TASK DIRECTIONS:
Write down each entry again, exactly as it reads.

DATA PROVIDED:

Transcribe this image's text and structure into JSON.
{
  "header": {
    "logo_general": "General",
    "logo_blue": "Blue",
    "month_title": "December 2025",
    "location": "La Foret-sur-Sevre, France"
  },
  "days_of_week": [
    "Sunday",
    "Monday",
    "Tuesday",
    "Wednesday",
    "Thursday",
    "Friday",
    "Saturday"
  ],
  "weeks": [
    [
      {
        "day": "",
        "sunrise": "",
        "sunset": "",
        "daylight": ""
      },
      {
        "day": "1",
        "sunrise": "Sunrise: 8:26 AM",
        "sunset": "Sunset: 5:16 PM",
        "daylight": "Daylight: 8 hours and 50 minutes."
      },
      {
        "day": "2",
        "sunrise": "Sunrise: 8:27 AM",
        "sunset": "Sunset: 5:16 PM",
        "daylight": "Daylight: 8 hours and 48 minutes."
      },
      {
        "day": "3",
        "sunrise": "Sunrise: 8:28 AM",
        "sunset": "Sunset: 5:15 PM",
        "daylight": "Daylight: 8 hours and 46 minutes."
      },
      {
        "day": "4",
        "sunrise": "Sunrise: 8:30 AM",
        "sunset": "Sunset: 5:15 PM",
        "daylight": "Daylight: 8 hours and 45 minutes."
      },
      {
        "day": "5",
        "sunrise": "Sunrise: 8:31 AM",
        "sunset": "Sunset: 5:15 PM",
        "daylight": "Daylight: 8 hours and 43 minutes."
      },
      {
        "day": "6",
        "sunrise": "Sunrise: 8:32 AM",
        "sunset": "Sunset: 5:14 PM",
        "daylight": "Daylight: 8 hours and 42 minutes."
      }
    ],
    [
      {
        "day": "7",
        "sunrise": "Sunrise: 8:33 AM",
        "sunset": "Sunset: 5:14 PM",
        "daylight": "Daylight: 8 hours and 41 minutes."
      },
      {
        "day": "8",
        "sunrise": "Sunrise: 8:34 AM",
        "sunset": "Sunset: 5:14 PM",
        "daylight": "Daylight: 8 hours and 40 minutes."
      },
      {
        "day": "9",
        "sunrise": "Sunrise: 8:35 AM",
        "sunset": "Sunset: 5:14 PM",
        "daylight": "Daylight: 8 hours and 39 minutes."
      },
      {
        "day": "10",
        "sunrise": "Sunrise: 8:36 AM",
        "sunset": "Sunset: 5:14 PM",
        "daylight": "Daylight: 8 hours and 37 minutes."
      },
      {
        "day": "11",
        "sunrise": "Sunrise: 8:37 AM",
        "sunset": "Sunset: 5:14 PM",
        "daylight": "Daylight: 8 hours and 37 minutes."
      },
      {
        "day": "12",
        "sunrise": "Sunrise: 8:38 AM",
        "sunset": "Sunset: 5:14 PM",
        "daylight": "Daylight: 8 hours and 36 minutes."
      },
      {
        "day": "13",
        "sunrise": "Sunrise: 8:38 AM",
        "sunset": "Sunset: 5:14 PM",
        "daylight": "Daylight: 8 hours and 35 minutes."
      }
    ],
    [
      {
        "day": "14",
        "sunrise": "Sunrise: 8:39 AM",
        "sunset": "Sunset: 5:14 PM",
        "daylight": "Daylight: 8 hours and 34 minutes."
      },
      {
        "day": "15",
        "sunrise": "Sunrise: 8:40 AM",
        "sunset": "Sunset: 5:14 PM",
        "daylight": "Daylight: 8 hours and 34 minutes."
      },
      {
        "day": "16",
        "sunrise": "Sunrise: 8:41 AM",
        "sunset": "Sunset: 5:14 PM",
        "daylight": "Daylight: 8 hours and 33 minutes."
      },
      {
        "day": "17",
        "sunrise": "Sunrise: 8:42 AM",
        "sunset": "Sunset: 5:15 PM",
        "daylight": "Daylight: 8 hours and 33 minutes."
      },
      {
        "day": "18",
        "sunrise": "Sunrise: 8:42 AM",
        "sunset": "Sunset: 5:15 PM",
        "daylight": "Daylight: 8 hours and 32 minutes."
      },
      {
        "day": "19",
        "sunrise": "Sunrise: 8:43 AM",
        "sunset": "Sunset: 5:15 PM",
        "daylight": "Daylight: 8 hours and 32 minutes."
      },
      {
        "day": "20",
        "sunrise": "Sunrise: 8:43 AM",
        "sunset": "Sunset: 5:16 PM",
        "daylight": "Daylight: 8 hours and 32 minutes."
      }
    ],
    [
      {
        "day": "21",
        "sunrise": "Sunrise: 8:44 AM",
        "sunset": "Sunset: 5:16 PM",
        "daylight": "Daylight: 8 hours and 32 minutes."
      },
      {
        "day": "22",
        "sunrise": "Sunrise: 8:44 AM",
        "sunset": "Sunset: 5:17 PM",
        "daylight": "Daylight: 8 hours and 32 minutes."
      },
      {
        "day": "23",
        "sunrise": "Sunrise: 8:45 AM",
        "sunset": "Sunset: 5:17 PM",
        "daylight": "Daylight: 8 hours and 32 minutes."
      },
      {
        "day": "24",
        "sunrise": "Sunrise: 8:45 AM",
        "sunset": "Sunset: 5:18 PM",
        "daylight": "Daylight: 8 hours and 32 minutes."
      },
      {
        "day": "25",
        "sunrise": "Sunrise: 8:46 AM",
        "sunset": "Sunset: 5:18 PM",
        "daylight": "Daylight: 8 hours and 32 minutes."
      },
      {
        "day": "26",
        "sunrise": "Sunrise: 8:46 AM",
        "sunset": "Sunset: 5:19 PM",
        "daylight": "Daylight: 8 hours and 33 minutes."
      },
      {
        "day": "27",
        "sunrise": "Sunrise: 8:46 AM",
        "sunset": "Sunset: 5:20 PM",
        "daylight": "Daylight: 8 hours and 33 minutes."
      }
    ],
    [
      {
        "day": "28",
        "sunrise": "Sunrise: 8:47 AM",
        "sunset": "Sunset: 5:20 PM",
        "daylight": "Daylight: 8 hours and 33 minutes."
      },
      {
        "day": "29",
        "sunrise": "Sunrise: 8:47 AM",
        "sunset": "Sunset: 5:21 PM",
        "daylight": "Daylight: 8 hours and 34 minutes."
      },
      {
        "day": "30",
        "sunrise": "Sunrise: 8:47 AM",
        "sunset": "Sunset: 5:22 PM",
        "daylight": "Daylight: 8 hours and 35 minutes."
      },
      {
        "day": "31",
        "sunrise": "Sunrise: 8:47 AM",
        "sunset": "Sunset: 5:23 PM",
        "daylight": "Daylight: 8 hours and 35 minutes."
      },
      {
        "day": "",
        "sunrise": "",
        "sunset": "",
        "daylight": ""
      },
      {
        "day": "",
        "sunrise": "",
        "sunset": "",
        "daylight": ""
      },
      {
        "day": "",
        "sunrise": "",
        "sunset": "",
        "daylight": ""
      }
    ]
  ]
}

COMPLETE ANSWER:
Transcribe this image's text and structure into JSON.
{
  "header": {
    "logo_general": "General",
    "logo_blue": "Blue",
    "month_title": "December 2025",
    "location": "La Foret-sur-Sevre, France"
  },
  "days_of_week": [
    "Sunday",
    "Monday",
    "Tuesday",
    "Wednesday",
    "Thursday",
    "Friday",
    "Saturday"
  ],
  "weeks": [
    [
      {
        "day": "",
        "sunrise": "",
        "sunset": "",
        "daylight": ""
      },
      {
        "day": "1",
        "sunrise": "Sunrise: 8:26 AM",
        "sunset": "Sunset: 5:16 PM",
        "daylight": "Daylight: 8 hours and 50 minutes."
      },
      {
        "day": "2",
        "sunrise": "Sunrise: 8:27 AM",
        "sunset": "Sunset: 5:16 PM",
        "daylight": "Daylight: 8 hours and 48 minutes."
      },
      {
        "day": "3",
        "sunrise": "Sunrise: 8:28 AM",
        "sunset": "Sunset: 5:15 PM",
        "daylight": "Daylight: 8 hours and 46 minutes."
      },
      {
        "day": "4",
        "sunrise": "Sunrise: 8:30 AM",
        "sunset": "Sunset: 5:15 PM",
        "daylight": "Daylight: 8 hours and 45 minutes."
      },
      {
        "day": "5",
        "sunrise": "Sunrise: 8:31 AM",
        "sunset": "Sunset: 5:15 PM",
        "daylight": "Daylight: 8 hours and 43 minutes."
      },
      {
        "day": "6",
        "sunrise": "Sunrise: 8:32 AM",
        "sunset": "Sunset: 5:14 PM",
        "daylight": "Daylight: 8 hours and 42 minutes."
      }
    ],
    [
      {
        "day": "7",
        "sunrise": "Sunrise: 8:33 AM",
        "sunset": "Sunset: 5:14 PM",
        "daylight": "Daylight: 8 hours and 41 minutes."
      },
      {
        "day": "8",
        "sunrise": "Sunrise: 8:34 AM",
        "sunset": "Sunset: 5:14 PM",
        "daylight": "Daylight: 8 hours and 40 minutes."
      },
      {
        "day": "9",
        "sunrise": "Sunrise: 8:35 AM",
        "sunset": "Sunset: 5:14 PM",
        "daylight": "Daylight: 8 hours and 39 minutes."
      },
      {
        "day": "10",
        "sunrise": "Sunrise: 8:36 AM",
        "sunset": "Sunset: 5:14 PM",
        "daylight": "Daylight: 8 hours and 37 minutes."
      },
      {
        "day": "11",
        "sunrise": "Sunrise: 8:37 AM",
        "sunset": "Sunset: 5:14 PM",
        "daylight": "Daylight: 8 hours and 37 minutes."
      },
      {
        "day": "12",
        "sunrise": "Sunrise: 8:38 AM",
        "sunset": "Sunset: 5:14 PM",
        "daylight": "Daylight: 8 hours and 36 minutes."
      },
      {
        "day": "13",
        "sunrise": "Sunrise: 8:38 AM",
        "sunset": "Sunset: 5:14 PM",
        "daylight": "Daylight: 8 hours and 35 minutes."
      }
    ],
    [
      {
        "day": "14",
        "sunrise": "Sunrise: 8:39 AM",
        "sunset": "Sunset: 5:14 PM",
        "daylight": "Daylight: 8 hours and 34 minutes."
      },
      {
        "day": "15",
        "sunrise": "Sunrise: 8:40 AM",
        "sunset": "Sunset: 5:14 PM",
        "daylight": "Daylight: 8 hours and 34 minutes."
      },
      {
        "day": "16",
        "sunrise": "Sunrise: 8:41 AM",
        "sunset": "Sunset: 5:14 PM",
        "daylight": "Daylight: 8 hours and 33 minutes."
      },
      {
        "day": "17",
        "sunrise": "Sunrise: 8:42 AM",
        "sunset": "Sunset: 5:15 PM",
        "daylight": "Daylight: 8 hours and 33 minutes."
      },
      {
        "day": "18",
        "sunrise": "Sunrise: 8:42 AM",
        "sunset": "Sunset: 5:15 PM",
        "daylight": "Daylight: 8 hours and 32 minutes."
      },
      {
        "day": "19",
        "sunrise": "Sunrise: 8:43 AM",
        "sunset": "Sunset: 5:15 PM",
        "daylight": "Daylight: 8 hours and 32 minutes."
      },
      {
        "day": "20",
        "sunrise": "Sunrise: 8:43 AM",
        "sunset": "Sunset: 5:16 PM",
        "daylight": "Daylight: 8 hours and 32 minutes."
      }
    ],
    [
      {
        "day": "21",
        "sunrise": "Sunrise: 8:44 AM",
        "sunset": "Sunset: 5:16 PM",
        "daylight": "Daylight: 8 hours and 32 minutes."
      },
      {
        "day": "22",
        "sunrise": "Sunrise: 8:44 AM",
        "sunset": "Sunset: 5:17 PM",
        "daylight": "Daylight: 8 hours and 32 minutes."
      },
      {
        "day": "23",
        "sunrise": "Sunrise: 8:45 AM",
        "sunset": "Sunset: 5:17 PM",
        "daylight": "Daylight: 8 hours and 32 minutes."
      },
      {
        "day": "24",
        "sunrise": "Sunrise: 8:45 AM",
        "sunset": "Sunset: 5:18 PM",
        "daylight": "Daylight: 8 hours and 32 minutes."
      },
      {
        "day": "25",
        "sunrise": "Sunrise: 8:46 AM",
        "sunset": "Sunset: 5:18 PM",
        "daylight": "Daylight: 8 hours and 32 minutes."
      },
      {
        "day": "26",
        "sunrise": "Sunrise: 8:46 AM",
        "sunset": "Sunset: 5:19 PM",
        "daylight": "Daylight: 8 hours and 33 minutes."
      },
      {
        "day": "27",
        "sunrise": "Sunrise: 8:46 AM",
        "sunset": "Sunset: 5:20 PM",
        "daylight": "Daylight: 8 hours and 33 minutes."
      }
    ],
    [
      {
        "day": "28",
        "sunrise": "Sunrise: 8:47 AM",
        "sunset": "Sunset: 5:20 PM",
        "daylight": "Daylight: 8 hours and 33 minutes."
      },
      {
        "day": "29",
        "sunrise": "Sunrise: 8:47 AM",
        "sunset": "Sunset: 5:21 PM",
        "daylight": "Daylight: 8 hours and 34 minutes."
      },
      {
        "day": "30",
        "sunrise": "Sunrise: 8:47 AM",
        "sunset": "Sunset: 5:22 PM",
        "daylight": "Daylight: 8 hours and 35 minutes."
      },
      {
        "day": "31",
        "sunrise": "Sunrise: 8:47 AM",
        "sunset": "Sunset: 5:23 PM",
        "daylight": "Daylight: 8 hours and 35 minutes."
      },
      {
        "day": "",
        "sunrise": "",
        "sunset": "",
        "daylight": ""
      },
      {
        "day": "",
        "sunrise": "",
        "sunset": "",
        "daylight": ""
      },
      {
        "day": "",
        "sunrise": "",
        "sunset": "",
        "daylight": ""
      }
    ]
  ]
}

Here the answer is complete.